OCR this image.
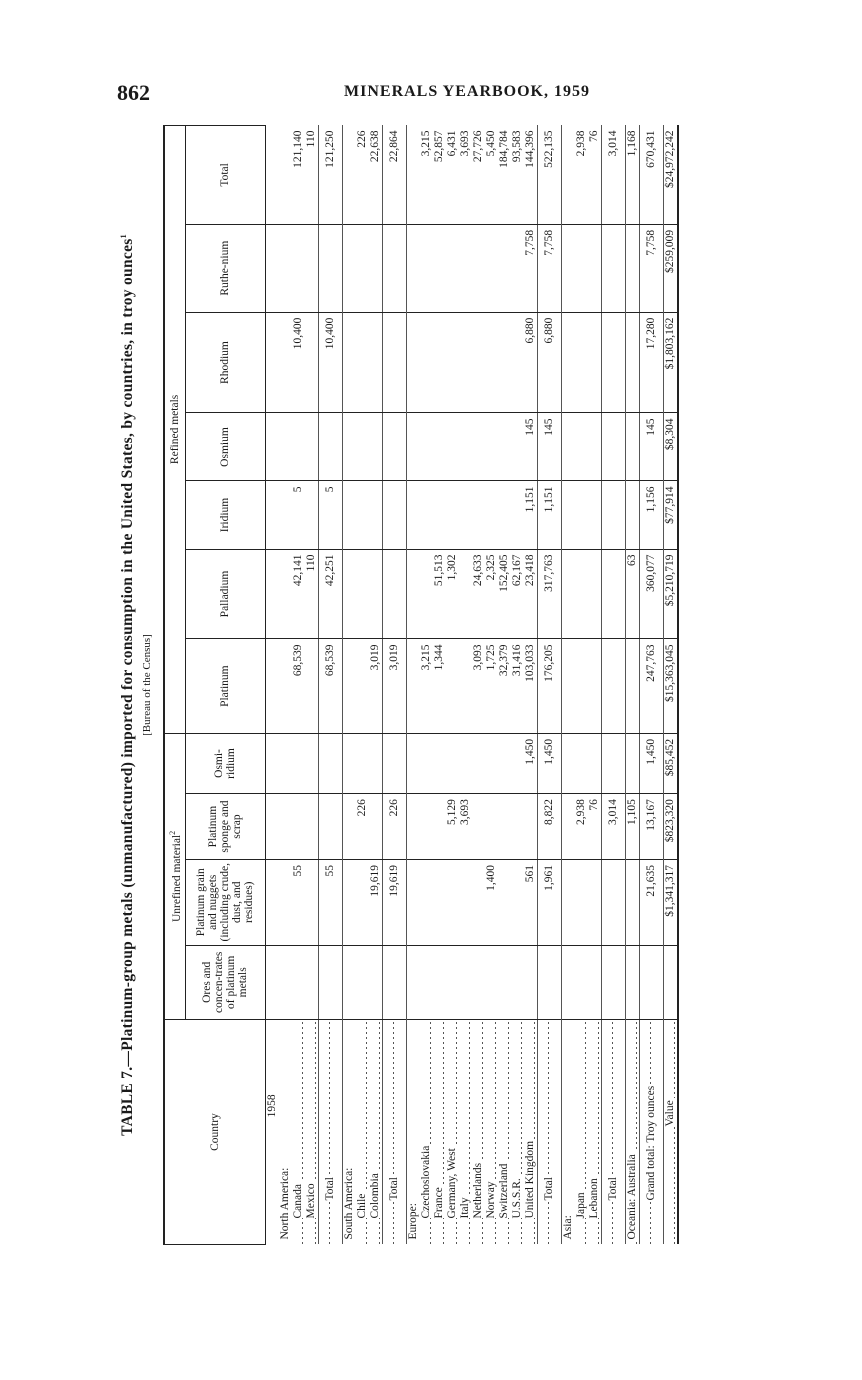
862	MINERALS YEARBOOK, 1959
TABLE 7.—Platinum-group metals (unmanufactured) imported for consumption in the United States, by countries, in troy ounces$^1$
[Bureau of the Census]
Country	Unrefined material$^2$				Refined metals						
	Ores and concen-trates of platinum metals	Platinum grain and nuggets (including crude, dust, and residues)	Platinum sponge and scrap	Osmi-ridium	Platinum	Palladium	Iridium	Osmium	Rhodium	Ruthe-nium	Total
1958											
North America:											
Canada		55			68,539	42,141	5		10,400		121,140
Mexico						110					110
Total		55			68,539	42,251	5		10,400		121,250
South America:											
Chile			226								226
Colombia		19,619			3,019						22,638
Total		19,619	226		3,019						22,864
Europe:											
Czechoslovakia					3,215						3,215
France					1,344	51,513					52,857
Germany, West			5,129			1,302					6,431
Italy			3,693								3,693
Netherlands					3,093	24,633					27,726
Norway		1,400			1,725	2,325					5,450
Switzerland					32,379	152,405					184,784
U.S.S.R.					31,416	62,167					93,583
United Kingdom		561		1,450	103,033	23,418	1,151	145	6,880	7,758	144,396
Total		1,961	8,822	1,450	176,205	317,763	1,151	145	6,880	7,758	522,135
Asia:											
Japan			2,938								2,938
Lebanon			76								76
Total			3,014								3,014
Oceania: Australia			1,105			63					1,168
Grand total: Troy ounces		21,635	13,167	1,450	247,763	360,077	1,156	145	17,280	7,758	670,431
Value		$1,341,317	$823,320	$85,452	$15,363,045	$5,210,719	$77,914	$8,304	$1,803,162	$259,009	$24,972,242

..........

- **Given task**
Make a copy of each line that contains the string "Platinum".

- **Response for this exercise**
TABLE 7.—Platinum-group metals (unmanufactured) imported for consumption in the United States, by countries, in troy ounces$^1$
	Ores and concen-trates of platinum metals	Platinum grain and nuggets (including crude, dust, and residues)	Platinum sponge and scrap	Osmi-ridium	Platinum	Palladium	Iridium	Osmium	Rhodium	Ruthe-nium	Total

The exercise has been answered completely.